____ Data provided

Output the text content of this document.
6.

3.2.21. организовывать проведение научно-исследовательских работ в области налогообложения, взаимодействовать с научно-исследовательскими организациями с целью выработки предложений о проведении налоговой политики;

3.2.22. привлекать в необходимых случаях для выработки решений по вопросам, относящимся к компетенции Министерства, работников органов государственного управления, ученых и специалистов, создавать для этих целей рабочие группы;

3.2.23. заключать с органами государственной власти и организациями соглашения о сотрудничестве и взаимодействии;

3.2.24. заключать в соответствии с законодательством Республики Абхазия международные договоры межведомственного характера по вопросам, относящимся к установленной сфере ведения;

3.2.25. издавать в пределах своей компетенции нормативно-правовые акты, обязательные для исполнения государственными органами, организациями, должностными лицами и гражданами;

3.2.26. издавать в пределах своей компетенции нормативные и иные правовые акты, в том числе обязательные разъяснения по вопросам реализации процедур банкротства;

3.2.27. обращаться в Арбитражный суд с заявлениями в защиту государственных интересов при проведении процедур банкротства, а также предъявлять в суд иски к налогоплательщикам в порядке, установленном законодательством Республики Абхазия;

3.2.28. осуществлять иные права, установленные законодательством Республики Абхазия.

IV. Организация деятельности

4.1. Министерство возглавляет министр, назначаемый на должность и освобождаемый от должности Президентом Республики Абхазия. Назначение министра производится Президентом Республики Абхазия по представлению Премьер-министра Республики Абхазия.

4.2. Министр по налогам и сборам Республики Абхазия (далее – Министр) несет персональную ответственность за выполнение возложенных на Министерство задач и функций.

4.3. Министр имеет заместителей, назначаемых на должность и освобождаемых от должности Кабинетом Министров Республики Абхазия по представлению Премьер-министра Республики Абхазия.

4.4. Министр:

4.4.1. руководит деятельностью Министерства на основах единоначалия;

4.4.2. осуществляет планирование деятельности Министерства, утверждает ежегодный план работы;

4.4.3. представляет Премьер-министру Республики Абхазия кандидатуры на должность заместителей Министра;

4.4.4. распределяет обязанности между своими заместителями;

________

Where a line holds "деятельности", copy it out.

IV. Организация деятельности
4.4.2. осуществляет планирование деятельности Министерства, утверждает ежегодный план работы;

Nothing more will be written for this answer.